DATA SHOWN:
'''

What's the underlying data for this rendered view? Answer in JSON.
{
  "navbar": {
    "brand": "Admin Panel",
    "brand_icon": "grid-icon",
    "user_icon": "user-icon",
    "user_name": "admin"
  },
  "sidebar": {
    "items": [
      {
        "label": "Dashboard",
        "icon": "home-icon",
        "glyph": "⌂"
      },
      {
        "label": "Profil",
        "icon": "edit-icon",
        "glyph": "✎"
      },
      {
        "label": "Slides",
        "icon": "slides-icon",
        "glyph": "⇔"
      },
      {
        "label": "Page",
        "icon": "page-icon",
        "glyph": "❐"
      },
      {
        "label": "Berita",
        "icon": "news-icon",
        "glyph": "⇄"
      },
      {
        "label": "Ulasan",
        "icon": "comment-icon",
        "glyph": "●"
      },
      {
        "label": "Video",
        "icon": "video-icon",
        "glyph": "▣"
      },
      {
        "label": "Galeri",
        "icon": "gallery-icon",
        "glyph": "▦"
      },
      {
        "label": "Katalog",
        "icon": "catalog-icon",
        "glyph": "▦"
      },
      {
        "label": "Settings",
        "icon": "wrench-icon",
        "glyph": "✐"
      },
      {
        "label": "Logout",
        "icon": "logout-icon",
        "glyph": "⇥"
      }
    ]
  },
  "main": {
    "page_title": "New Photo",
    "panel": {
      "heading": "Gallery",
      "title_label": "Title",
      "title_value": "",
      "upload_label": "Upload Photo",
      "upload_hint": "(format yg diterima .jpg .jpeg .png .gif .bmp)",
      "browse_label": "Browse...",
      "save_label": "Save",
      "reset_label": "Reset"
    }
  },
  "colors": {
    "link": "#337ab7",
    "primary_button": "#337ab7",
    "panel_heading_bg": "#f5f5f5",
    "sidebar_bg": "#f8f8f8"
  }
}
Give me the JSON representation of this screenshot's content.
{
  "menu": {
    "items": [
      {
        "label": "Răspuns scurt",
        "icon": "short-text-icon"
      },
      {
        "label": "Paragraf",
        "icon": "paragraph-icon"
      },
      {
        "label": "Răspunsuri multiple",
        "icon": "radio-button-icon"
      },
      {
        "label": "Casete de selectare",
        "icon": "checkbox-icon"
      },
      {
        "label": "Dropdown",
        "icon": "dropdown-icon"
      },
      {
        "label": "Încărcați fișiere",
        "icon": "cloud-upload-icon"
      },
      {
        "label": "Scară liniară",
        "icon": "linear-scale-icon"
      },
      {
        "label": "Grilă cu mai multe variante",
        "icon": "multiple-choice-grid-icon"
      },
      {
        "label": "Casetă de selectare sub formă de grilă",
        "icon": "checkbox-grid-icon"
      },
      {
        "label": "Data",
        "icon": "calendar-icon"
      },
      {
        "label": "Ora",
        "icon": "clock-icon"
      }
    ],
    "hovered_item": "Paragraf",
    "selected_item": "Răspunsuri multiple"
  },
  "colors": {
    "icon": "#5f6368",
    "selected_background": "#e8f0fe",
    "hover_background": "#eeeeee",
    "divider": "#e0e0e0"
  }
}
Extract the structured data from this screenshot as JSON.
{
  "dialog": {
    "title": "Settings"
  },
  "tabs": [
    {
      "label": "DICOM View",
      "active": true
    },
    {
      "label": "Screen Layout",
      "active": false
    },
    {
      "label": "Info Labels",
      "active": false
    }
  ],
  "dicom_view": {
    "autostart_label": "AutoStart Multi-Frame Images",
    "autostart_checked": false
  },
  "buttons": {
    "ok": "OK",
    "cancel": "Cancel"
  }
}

'''

Lines from the records above that hold "Răspunsuri" are the ones to list.

FULL RESPONSE:
        "label": "Răspunsuri multiple",
    "selected_item": "Răspunsuri multiple"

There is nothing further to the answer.